● **WHAT YOU SHOULD DO**:
In the material below, list every line carrying the string "screenshot".

— BEGIN —

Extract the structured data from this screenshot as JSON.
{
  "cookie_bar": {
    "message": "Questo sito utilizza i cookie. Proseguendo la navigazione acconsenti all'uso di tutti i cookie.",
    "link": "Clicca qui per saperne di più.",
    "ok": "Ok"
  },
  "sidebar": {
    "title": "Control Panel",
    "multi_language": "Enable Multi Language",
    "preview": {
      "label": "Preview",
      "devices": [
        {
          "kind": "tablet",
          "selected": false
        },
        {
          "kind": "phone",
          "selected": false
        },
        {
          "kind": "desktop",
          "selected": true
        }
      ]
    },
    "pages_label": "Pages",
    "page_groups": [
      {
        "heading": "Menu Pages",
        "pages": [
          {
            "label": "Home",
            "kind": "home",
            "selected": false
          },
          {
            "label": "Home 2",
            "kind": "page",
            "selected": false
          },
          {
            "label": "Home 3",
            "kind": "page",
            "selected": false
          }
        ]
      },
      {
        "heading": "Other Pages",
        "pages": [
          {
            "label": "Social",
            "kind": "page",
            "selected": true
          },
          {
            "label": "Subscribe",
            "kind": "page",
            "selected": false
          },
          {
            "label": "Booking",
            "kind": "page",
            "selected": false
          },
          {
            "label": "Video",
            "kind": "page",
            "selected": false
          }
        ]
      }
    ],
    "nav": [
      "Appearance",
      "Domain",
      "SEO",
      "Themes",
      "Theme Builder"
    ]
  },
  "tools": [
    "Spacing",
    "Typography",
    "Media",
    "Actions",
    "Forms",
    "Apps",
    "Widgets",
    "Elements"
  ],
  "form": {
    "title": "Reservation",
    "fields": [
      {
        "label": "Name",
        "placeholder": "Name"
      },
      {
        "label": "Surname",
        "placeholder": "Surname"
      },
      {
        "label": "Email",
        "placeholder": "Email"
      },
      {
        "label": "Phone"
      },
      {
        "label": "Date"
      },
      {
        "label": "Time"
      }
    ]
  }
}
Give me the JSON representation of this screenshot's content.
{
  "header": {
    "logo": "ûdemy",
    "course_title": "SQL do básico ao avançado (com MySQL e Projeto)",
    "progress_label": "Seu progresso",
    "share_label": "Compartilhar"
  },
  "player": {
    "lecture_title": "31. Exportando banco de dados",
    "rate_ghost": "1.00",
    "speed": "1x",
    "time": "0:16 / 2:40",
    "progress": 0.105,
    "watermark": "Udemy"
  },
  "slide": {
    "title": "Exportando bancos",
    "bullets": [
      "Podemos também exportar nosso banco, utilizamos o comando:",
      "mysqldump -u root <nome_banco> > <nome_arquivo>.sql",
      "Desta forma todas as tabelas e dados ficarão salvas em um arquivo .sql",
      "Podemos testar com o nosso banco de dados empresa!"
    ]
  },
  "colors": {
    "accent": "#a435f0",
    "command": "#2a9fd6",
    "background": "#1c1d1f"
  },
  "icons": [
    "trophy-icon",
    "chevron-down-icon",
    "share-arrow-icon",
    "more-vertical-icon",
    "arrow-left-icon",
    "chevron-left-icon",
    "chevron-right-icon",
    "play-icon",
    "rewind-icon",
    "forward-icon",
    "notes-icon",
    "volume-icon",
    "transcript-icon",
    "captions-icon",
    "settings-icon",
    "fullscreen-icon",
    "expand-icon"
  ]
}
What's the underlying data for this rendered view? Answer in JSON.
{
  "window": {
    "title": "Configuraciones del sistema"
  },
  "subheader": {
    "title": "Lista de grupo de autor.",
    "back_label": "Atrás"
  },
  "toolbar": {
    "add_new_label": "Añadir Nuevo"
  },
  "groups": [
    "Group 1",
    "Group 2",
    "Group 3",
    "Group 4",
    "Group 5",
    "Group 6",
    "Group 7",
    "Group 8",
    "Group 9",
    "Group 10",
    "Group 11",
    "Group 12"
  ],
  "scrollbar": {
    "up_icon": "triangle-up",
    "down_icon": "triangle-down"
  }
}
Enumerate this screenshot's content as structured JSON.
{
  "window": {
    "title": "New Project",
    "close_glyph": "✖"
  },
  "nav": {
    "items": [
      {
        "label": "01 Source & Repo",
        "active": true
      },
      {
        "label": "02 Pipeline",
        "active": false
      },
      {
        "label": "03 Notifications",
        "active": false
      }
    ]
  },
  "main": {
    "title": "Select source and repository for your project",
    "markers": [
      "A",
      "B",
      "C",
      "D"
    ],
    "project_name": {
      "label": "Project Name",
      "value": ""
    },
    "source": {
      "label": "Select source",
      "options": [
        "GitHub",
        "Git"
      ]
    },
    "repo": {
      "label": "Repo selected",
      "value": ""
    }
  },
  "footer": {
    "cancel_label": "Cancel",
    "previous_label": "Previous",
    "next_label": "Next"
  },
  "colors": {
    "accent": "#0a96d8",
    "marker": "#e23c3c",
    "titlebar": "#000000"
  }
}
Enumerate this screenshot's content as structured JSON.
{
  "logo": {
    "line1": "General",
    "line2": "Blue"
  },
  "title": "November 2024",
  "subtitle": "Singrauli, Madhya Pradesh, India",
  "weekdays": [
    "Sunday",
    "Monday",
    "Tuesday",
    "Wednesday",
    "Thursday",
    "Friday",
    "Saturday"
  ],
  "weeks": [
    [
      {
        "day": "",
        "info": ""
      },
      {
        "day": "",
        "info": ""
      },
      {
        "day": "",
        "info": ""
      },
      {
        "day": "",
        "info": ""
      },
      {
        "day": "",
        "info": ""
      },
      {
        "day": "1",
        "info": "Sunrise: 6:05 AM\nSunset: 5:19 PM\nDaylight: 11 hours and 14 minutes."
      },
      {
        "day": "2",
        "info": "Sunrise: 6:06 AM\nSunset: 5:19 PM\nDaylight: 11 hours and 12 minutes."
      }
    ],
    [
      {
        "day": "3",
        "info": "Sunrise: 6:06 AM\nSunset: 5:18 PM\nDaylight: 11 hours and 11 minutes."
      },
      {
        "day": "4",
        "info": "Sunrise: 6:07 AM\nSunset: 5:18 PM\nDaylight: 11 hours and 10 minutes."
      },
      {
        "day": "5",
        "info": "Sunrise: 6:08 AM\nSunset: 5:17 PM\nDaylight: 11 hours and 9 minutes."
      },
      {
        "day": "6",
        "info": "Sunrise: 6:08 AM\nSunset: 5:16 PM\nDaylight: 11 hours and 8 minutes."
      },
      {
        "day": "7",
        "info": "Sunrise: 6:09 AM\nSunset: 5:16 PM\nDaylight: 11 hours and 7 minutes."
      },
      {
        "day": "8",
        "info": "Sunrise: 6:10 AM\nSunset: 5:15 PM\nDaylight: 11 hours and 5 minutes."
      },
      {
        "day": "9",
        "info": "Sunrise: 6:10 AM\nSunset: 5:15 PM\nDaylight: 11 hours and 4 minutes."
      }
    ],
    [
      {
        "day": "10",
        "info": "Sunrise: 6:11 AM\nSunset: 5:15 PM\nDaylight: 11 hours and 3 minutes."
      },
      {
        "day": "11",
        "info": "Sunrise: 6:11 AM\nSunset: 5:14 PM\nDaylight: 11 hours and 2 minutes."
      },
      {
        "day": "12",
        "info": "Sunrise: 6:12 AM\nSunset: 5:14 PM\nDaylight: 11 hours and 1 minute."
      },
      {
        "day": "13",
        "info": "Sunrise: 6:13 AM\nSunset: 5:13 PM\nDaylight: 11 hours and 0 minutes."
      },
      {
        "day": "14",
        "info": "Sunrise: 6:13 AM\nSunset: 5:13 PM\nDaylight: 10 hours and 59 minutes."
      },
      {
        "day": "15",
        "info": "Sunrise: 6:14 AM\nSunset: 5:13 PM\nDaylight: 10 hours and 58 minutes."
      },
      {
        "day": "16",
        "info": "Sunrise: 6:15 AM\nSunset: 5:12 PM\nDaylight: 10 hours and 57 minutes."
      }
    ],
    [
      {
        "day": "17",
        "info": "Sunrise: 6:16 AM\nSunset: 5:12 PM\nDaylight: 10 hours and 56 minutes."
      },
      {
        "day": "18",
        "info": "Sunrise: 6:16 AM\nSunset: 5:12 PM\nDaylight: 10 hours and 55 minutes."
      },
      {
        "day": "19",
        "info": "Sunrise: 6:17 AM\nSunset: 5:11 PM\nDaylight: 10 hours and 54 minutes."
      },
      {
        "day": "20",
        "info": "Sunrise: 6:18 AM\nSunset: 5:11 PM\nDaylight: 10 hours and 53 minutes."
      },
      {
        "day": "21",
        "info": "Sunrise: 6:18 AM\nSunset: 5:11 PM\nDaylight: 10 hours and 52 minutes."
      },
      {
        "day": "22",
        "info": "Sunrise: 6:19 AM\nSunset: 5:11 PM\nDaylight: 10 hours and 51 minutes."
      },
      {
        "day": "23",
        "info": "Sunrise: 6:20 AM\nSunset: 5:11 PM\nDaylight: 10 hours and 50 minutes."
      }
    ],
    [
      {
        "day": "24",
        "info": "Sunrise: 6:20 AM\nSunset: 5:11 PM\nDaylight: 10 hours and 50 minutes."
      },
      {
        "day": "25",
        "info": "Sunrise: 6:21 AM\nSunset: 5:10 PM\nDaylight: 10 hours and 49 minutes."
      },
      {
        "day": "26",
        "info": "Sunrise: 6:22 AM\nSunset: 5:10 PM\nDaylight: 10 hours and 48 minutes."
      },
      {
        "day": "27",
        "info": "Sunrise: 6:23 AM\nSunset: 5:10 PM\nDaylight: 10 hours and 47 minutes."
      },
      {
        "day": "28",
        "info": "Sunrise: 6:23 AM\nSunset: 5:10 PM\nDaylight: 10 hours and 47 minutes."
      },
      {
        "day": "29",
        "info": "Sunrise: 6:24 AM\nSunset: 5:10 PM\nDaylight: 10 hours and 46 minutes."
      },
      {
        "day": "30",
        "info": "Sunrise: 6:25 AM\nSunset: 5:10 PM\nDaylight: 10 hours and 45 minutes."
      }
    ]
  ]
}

— END —

● **COMPLETE OUTPUT**:
Extract the structured data from this screenshot as JSON.
Give me the JSON representation of this screenshot's content.
Enumerate this screenshot's content as structured JSON.
Enumerate this screenshot's content as structured JSON.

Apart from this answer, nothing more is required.